• [YOUR GOAL]
Go through the records and show each line where the word "limited" occurs.

— start of SOURCE RECORDS —

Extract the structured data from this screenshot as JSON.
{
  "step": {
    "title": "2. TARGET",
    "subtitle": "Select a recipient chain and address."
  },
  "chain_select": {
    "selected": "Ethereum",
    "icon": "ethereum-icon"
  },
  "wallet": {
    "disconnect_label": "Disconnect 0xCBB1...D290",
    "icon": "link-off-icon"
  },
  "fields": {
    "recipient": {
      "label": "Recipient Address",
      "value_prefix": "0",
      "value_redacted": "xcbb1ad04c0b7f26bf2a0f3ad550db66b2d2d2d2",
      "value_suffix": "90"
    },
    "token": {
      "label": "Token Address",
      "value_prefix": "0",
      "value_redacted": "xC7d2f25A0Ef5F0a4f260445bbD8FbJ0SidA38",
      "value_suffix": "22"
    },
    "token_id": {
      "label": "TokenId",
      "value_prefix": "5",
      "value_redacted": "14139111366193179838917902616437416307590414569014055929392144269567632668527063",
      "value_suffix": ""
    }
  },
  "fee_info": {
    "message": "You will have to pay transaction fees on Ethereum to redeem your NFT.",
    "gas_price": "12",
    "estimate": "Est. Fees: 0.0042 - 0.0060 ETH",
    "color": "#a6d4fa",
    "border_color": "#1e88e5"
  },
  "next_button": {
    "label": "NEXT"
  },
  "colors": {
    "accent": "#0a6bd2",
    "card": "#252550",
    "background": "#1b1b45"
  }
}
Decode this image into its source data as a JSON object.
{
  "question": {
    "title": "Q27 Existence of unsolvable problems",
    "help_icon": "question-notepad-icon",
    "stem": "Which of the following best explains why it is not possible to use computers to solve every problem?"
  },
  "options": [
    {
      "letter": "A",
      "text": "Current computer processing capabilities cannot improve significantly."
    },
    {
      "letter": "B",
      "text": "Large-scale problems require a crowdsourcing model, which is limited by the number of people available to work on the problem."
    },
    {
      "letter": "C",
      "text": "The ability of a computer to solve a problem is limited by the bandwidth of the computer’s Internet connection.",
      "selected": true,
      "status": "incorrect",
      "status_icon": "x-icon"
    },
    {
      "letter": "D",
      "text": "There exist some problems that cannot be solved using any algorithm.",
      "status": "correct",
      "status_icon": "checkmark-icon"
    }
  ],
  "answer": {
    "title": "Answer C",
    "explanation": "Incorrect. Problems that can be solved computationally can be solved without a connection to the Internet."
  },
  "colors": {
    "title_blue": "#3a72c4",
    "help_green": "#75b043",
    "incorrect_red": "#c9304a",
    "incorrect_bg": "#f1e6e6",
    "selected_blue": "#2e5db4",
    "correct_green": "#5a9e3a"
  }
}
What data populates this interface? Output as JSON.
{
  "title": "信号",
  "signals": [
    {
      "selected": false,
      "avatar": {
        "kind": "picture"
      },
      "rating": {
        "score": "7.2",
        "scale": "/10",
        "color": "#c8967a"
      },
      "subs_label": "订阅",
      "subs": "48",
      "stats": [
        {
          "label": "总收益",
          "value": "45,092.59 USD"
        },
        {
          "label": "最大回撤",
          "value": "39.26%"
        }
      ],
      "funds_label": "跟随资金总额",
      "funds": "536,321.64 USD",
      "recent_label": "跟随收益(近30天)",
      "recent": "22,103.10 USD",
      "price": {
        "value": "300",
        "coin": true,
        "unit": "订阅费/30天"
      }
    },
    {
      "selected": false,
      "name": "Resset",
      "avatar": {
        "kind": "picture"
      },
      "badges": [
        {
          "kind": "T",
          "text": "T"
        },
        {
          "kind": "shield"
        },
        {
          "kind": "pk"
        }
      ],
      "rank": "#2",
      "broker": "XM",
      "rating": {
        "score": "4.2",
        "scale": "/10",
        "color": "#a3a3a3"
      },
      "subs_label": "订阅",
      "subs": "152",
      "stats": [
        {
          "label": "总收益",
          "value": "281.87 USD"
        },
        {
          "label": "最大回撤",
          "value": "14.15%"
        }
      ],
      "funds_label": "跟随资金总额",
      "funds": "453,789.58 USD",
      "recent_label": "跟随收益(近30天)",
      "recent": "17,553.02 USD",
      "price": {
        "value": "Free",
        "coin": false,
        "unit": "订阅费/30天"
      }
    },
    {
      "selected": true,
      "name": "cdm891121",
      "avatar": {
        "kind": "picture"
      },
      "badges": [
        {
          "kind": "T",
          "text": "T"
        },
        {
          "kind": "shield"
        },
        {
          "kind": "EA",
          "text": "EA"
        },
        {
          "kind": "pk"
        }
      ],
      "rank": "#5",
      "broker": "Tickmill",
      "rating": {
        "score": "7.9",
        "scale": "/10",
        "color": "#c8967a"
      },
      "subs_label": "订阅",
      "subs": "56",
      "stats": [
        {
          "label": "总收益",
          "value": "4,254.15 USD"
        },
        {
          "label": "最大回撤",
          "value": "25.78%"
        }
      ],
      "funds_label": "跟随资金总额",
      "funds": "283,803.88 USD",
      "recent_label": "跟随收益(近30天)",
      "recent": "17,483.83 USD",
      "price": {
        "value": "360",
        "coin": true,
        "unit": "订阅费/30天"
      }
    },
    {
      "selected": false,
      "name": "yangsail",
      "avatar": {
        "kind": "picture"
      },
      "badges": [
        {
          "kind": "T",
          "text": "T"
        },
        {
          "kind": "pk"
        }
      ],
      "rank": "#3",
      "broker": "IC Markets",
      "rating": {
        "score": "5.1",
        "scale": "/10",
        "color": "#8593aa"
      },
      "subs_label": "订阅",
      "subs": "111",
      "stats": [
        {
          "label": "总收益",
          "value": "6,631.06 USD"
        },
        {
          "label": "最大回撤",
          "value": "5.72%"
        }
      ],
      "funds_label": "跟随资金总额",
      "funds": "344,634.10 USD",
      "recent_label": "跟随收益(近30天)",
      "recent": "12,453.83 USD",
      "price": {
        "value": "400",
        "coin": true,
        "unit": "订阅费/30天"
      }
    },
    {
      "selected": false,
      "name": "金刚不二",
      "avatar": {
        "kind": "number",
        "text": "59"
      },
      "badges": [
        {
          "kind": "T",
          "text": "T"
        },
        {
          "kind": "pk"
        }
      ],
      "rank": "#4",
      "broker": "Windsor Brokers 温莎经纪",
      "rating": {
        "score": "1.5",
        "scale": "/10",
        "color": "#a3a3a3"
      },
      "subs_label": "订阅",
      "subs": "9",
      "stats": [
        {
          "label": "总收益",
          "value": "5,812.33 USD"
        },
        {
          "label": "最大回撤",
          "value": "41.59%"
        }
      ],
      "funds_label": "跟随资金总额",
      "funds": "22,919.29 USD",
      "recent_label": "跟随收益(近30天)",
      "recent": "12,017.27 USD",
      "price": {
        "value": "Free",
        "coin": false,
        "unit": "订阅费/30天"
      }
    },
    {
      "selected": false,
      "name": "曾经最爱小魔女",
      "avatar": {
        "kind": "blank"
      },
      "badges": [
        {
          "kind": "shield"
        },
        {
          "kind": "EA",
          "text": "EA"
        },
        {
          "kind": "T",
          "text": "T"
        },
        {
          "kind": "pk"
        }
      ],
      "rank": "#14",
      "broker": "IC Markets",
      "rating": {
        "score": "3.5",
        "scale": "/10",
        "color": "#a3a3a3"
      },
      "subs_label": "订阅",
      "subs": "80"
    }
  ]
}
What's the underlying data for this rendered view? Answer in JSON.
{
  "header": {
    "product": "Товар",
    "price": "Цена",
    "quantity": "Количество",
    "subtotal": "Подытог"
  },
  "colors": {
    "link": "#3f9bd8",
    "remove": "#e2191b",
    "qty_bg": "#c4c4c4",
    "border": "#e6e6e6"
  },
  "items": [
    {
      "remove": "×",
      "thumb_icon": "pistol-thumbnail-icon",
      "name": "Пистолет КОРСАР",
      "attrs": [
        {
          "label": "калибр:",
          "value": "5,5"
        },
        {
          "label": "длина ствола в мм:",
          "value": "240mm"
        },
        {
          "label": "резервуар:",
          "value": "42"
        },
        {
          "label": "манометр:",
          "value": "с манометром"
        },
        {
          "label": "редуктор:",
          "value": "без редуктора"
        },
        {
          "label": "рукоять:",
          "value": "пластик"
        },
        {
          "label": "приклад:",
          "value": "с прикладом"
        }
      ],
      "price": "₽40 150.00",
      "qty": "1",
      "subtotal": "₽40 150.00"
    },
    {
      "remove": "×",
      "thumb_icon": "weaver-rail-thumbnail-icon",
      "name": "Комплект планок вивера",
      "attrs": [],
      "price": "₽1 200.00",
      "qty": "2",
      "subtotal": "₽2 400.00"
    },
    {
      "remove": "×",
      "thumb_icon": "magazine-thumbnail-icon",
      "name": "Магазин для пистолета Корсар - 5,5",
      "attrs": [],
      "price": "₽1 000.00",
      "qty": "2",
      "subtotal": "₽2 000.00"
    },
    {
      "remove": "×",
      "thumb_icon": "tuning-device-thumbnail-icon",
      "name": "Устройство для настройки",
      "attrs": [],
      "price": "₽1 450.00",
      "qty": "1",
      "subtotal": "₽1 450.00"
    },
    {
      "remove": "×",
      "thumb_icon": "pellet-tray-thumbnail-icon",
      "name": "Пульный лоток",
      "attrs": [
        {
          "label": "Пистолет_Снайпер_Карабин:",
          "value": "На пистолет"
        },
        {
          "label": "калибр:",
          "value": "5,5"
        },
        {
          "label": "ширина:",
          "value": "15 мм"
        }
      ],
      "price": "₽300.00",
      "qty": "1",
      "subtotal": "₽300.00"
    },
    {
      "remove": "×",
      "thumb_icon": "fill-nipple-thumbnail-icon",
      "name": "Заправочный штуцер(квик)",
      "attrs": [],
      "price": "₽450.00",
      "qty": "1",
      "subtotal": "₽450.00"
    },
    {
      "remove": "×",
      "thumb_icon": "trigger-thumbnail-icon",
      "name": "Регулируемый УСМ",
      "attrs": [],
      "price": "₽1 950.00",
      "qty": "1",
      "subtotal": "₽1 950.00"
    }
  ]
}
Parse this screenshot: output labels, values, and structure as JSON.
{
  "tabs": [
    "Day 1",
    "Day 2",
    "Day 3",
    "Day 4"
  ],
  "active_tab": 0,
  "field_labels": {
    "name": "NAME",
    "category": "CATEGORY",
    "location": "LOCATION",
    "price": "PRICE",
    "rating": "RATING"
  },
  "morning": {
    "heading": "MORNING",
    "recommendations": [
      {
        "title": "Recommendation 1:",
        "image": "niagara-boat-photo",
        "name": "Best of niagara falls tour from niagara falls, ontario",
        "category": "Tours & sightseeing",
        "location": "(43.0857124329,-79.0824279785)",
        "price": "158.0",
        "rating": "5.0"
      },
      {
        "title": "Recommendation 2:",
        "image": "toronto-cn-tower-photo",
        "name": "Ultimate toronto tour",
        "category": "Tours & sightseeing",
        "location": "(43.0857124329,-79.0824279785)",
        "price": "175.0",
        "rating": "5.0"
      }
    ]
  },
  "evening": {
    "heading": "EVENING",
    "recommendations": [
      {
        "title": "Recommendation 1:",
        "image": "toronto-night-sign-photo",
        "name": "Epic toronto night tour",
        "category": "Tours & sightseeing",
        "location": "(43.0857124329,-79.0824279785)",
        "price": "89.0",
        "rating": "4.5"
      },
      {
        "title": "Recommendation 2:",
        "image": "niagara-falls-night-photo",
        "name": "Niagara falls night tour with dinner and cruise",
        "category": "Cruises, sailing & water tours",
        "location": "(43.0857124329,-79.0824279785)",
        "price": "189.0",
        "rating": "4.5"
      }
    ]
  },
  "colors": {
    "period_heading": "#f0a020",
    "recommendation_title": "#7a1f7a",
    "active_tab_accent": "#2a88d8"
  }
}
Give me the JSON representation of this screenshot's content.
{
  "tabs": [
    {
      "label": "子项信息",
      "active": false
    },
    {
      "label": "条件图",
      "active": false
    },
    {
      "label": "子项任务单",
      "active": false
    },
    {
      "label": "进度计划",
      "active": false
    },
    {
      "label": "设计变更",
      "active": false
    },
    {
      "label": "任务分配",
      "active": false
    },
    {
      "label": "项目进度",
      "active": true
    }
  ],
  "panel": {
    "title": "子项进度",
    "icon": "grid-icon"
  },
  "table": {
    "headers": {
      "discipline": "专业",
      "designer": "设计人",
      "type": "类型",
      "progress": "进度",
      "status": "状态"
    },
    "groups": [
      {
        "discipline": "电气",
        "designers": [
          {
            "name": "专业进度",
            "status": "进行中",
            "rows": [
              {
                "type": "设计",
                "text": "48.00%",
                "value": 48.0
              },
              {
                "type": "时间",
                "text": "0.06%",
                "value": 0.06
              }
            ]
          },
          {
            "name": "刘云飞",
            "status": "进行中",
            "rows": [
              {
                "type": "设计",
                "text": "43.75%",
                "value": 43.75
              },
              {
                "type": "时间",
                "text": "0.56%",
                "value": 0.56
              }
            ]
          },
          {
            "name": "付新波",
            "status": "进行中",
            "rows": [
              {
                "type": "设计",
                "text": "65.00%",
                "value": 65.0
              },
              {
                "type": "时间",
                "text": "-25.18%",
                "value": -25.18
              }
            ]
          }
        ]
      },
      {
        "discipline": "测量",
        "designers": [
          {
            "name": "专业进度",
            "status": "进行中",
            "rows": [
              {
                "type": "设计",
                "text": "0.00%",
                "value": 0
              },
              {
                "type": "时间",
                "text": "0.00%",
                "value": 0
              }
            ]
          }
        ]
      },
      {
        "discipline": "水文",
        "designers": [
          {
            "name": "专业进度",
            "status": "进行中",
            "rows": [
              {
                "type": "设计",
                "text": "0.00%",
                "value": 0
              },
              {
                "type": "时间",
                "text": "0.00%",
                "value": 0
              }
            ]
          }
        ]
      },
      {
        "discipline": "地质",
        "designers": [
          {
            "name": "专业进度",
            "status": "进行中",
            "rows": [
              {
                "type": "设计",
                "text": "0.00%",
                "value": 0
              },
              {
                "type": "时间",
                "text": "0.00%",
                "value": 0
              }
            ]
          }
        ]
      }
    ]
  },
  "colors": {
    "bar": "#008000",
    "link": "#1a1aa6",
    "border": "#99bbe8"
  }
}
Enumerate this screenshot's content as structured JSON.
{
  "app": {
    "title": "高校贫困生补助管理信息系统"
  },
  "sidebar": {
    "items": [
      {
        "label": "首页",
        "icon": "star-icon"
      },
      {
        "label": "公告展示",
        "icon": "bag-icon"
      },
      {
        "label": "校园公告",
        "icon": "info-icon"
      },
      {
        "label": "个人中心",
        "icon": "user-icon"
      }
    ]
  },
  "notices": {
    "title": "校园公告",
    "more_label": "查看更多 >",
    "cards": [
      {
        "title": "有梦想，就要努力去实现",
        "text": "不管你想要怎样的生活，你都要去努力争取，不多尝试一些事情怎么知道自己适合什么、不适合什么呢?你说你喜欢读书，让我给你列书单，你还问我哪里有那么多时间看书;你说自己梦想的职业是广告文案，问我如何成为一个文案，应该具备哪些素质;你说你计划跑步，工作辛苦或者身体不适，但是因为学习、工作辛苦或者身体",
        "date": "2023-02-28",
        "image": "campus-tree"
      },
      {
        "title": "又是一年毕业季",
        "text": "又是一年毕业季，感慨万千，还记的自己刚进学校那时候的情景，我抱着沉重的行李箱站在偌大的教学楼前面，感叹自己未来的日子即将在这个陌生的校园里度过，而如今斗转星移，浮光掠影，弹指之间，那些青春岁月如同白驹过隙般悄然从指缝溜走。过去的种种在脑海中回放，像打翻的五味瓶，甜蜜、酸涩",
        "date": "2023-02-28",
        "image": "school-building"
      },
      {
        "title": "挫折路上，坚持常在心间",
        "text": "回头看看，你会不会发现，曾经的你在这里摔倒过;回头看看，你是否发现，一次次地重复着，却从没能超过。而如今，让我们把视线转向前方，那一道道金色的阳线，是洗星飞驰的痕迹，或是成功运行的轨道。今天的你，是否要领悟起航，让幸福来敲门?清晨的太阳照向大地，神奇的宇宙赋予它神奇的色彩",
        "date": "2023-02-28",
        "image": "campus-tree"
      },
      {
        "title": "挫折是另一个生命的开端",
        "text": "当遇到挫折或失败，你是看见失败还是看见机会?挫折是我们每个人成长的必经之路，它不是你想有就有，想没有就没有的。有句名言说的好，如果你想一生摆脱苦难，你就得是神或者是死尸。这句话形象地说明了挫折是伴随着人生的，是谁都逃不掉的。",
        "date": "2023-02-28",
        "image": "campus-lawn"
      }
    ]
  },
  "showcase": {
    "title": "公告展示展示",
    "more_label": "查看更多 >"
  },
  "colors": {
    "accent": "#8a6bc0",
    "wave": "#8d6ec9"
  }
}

— end of SOURCE RECORDS —

• [FULL OUTPUT]
      "text": "Large-scale problems require a crowdsourcing model, which is limited by the number of people available to work on the problem."
      "text": "The ability of a computer to solve a problem is limited by the bandwidth of the computer’s Internet connection.",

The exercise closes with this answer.